• Collected data
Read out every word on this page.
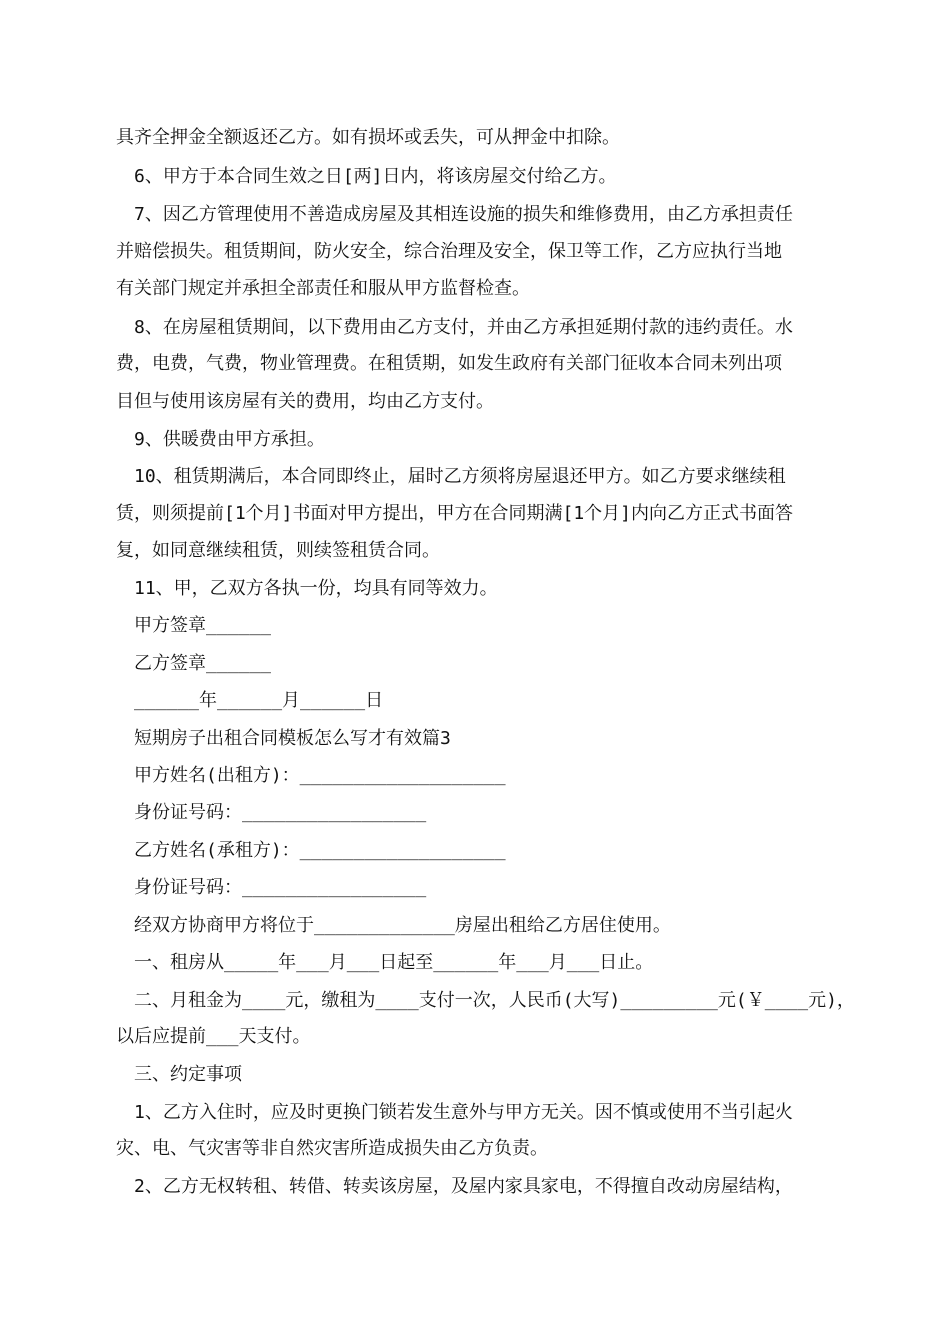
具齐全押金全额返还乙方。如有损坏或丢失，可从押金中扣除。
6、甲方于本合同生效之日[两]日内，将该房屋交付给乙方。
7、因乙方管理使用不善造成房屋及其相连设施的损失和维修费用，由乙方承担责任
并赔偿损失。租赁期间，防火安全，综合治理及安全，保卫等工作，乙方应执行当地
有关部门规定并承担全部责任和服从甲方监督检查。
8、在房屋租赁期间，以下费用由乙方支付，并由乙方承担延期付款的违约责任。水
费，电费，气费，物业管理费。在租赁期，如发生政府有关部门征收本合同未列出项
目但与使用该房屋有关的费用，均由乙方支付。
9、供暖费由甲方承担。
10、租赁期满后，本合同即终止，届时乙方须将房屋退还甲方。如乙方要求继续租
赁，则须提前[1个月]书面对甲方提出，甲方在合同期满[1个月]内向乙方正式书面答
复，如同意继续租赁，则续签租赁合同。
11、甲，乙双方各执一份，均具有同等效力。
甲方签章______
乙方签章______
______年______月______日
短期房子出租合同模板怎么写才有效篇3
甲方姓名(出租方)：___________________
身份证号码：_________________
乙方姓名(承租方)：___________________
身份证号码：_________________
经双方协商甲方将位于_____________房屋出租给乙方居住使用。
一、租房从_____年___月___日起至______年___月___日止。
二、月租金为____元，缴租为____支付一次，人民币(大写)_________元(￥____元)，
以后应提前___天支付。
三、约定事项
1、乙方入住时，应及时更换门锁若发生意外与甲方无关。因不慎或使用不当引起火
灾、电、气灾害等非自然灾害所造成损失由乙方负责。
2、乙方无权转租、转借、转卖该房屋，及屋内家具家电，不得擅自改动房屋结构，
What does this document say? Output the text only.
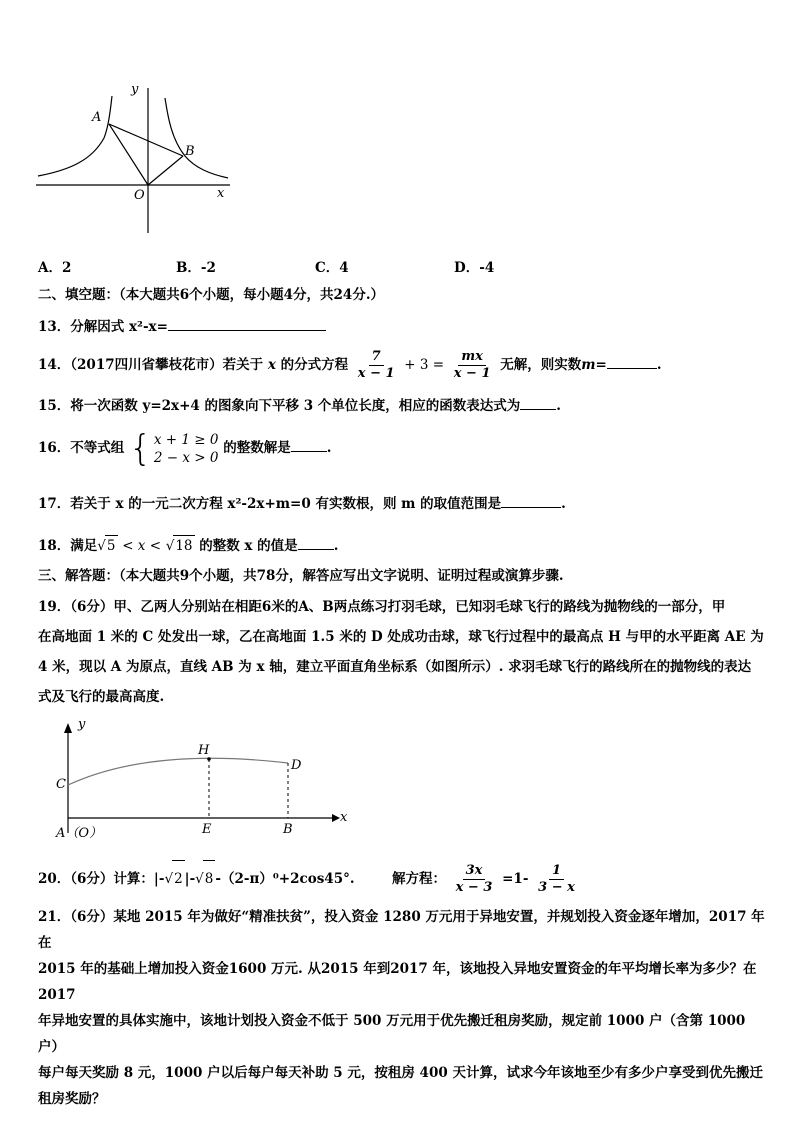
y
x
O
A
B
A．2	B．-2	C．4	D．-4
二、填空题：（本大题共6个小题，每小题4分，共24分.）
13．分解因式 x²-x=
14．（2017四川省攀枝花市）若关于 x 的分式方程 $\frac{7}{x - 1} + 3 = \frac{mx}{x - 1}$ 无解，则实数m=	.
15．将一次函数 y=2x+4 的图象向下平移 3 个单位长度，相应的函数表达式为	.
16．不等式组 { x + 1 ≥ 0
2 − x > 0
的整数解是	.
17．若关于 x 的一元二次方程 x²-2x+m=0 有实数根，则 m 的取值范围是	.
18．满足√5 < x < √18 的整数 x 的值是	.
三、解答题：（本大题共9个小题，共78分，解答应写出文字说明、证明过程或演算步骤.
19．（6分）甲、乙两人分别站在相距6米的A、B两点练习打羽毛球，已知羽毛球飞行的路线为抛物线的一部分，甲
在高地面 1 米的 C 处发出一球，乙在高地面 1.5 米的 D 处成功击球，球飞行过程中的最高点 H 与甲的水平距离 AE 为
4 米，现以 A 为原点，直线 AB 为 x 轴，建立平面直角坐标系（如图所示）. 求羽毛球飞行的路线所在的抛物线的表达
式及飞行的最高高度.
y
x
C
H
D
A（O）	E	B
20．（6分）计算：|-√2 |-√8 -（2-π）⁰+2cos45°.	解方程： $\frac{3x}{x - 3} =1- \frac{1}{3 - x}$
21．（6分）某地 2015 年为做好“精准扶贫”，投入资金 1280 万元用于异地安置，并规划投入资金逐年增加，2017 年在
2015 年的基础上增加投入资金1600 万元. 从2015 年到2017 年，该地投入异地安置资金的年平均增长率为多少？在2017
年异地安置的具体实施中，该地计划投入资金不低于 500 万元用于优先搬迁租房奖励，规定前 1000 户（含第 1000 户）
每户每天奖励 8 元，1000 户以后每户每天补助 5 元，按租房 400 天计算，试求今年该地至少有多少户享受到优先搬迁
租房奖励？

• Required work
Examine the records and pull out every line where the string "this" occurs.

• The answer
Read out every word on this page.
What does this document say? Output the text only.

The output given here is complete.